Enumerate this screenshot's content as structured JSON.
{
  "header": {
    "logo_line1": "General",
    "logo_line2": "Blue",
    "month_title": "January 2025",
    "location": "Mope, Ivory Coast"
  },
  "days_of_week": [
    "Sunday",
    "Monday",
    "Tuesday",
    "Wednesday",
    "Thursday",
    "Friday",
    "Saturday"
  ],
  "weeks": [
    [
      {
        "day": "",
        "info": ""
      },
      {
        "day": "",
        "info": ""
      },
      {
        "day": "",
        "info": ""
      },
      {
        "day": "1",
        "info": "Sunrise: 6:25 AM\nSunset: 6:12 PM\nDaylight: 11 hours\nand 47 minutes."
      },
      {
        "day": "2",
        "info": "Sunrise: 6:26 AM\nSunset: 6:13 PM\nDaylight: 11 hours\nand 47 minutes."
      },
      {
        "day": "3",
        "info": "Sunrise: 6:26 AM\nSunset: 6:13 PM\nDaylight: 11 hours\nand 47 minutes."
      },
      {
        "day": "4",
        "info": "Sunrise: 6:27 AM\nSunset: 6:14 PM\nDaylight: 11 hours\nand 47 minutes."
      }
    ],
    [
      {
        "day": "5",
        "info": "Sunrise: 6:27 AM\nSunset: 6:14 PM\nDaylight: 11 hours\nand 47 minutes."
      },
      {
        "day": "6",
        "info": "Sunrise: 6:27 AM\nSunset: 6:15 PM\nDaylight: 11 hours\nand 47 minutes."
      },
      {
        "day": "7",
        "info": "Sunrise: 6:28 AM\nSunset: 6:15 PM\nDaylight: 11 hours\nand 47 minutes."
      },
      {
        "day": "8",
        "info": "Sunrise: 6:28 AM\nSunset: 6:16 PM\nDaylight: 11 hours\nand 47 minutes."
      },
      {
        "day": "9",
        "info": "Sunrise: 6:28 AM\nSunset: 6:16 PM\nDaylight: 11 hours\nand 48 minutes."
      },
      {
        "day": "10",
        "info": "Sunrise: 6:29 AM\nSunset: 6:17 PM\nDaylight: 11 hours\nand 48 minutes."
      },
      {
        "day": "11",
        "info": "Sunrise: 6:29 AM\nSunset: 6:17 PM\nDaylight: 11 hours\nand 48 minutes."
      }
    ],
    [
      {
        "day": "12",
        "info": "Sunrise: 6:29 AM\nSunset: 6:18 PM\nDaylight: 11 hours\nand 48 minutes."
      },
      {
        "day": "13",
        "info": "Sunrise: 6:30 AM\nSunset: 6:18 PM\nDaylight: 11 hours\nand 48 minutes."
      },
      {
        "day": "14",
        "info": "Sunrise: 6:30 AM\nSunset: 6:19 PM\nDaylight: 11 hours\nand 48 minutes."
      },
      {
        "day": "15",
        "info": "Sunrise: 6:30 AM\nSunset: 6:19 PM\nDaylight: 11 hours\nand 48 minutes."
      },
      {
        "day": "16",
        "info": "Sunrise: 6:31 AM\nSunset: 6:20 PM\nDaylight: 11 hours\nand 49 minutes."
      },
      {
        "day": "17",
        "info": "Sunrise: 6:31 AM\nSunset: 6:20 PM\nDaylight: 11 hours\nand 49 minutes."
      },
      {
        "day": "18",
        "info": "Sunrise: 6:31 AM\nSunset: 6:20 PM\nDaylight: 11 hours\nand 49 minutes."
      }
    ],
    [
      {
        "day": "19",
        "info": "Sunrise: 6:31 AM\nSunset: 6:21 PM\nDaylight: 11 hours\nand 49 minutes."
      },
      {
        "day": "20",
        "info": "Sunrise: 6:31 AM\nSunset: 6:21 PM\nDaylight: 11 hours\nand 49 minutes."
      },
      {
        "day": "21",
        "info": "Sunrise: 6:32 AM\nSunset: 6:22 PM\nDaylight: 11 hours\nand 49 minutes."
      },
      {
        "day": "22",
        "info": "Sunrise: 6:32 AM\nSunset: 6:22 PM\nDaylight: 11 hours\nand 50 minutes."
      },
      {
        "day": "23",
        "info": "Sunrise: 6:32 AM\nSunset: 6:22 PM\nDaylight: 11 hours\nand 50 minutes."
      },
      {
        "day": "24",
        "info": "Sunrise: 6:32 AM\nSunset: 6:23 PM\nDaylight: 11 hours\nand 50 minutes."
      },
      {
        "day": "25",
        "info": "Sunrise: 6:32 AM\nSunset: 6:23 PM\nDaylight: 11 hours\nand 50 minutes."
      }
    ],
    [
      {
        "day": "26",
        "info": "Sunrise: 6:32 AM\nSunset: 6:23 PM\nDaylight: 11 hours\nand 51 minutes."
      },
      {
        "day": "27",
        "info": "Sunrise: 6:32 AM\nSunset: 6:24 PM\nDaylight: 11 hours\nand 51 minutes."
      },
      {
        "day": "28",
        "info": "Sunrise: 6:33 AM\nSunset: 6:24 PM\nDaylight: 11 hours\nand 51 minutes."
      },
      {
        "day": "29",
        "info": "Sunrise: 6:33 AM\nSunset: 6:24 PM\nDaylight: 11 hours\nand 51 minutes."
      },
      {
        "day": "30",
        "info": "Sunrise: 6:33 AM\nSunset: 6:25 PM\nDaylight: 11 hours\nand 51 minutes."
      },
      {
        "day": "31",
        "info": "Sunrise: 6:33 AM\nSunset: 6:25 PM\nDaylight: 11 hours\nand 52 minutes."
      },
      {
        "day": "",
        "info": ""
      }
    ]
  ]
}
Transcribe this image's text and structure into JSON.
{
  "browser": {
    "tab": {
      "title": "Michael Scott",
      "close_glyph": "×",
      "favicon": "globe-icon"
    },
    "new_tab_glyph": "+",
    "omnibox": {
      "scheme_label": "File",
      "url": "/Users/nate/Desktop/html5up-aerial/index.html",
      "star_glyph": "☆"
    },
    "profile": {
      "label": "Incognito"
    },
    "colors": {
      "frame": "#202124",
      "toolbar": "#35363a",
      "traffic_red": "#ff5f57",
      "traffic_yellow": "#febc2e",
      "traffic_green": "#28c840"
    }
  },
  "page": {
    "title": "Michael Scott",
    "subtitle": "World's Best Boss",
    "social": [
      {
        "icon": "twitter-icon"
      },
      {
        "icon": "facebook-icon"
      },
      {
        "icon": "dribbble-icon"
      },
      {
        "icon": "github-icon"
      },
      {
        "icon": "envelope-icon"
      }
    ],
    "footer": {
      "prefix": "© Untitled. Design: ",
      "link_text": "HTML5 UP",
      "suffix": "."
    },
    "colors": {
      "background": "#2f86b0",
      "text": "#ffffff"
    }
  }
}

▬▬▬▬▬▬

Go through the material and select each line with the string "Scott" in it.

■ **TASK SOLUTION**
      "title": "Michael Scott",
    "title": "Michael Scott",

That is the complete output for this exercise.